>>

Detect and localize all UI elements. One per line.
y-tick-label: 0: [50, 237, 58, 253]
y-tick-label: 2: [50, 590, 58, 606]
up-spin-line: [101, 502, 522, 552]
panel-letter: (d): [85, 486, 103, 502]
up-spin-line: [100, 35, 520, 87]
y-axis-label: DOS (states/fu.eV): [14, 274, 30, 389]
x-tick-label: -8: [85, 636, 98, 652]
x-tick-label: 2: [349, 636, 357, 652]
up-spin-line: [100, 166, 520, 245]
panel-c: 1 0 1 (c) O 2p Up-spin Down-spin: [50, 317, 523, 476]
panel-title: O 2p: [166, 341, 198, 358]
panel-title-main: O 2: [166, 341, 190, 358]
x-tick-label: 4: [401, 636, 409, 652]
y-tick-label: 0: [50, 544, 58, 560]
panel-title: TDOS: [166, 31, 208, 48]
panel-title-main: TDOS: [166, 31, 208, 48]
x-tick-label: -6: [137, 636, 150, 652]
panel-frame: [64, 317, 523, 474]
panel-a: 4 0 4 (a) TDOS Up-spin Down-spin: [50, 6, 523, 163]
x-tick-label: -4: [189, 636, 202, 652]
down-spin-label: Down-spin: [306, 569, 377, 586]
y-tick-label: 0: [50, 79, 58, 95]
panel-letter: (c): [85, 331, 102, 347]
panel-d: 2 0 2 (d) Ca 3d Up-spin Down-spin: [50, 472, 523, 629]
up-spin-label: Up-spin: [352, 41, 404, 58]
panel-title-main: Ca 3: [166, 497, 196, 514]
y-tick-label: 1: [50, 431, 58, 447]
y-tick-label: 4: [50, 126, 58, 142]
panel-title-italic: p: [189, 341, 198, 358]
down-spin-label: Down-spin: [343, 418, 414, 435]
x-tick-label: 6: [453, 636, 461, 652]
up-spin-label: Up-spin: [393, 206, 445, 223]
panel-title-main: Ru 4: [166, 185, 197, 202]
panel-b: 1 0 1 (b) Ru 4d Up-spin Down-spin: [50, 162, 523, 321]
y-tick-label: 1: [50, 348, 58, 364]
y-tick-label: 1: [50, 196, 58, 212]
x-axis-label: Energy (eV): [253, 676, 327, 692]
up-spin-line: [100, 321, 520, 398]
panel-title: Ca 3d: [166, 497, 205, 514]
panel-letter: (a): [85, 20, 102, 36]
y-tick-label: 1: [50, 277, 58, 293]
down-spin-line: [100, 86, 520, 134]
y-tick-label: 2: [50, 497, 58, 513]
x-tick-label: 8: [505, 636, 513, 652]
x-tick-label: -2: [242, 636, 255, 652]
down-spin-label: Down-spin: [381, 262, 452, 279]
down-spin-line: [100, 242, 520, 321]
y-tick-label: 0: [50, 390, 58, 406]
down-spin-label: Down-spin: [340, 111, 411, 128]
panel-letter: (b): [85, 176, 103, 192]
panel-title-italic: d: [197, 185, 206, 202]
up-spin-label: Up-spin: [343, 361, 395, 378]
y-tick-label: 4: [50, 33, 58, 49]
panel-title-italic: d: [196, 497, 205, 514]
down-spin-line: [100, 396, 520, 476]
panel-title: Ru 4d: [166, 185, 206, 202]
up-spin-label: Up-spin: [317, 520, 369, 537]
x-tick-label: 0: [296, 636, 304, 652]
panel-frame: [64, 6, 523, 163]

<<

Problem description: Can you pull out every line of the listing above that contains the string "frame", copying each one in full? Treat uppercase and lowercase letters as different.

Task result:
panel-frame: [64, 317, 523, 474]
panel-frame: [64, 6, 523, 163]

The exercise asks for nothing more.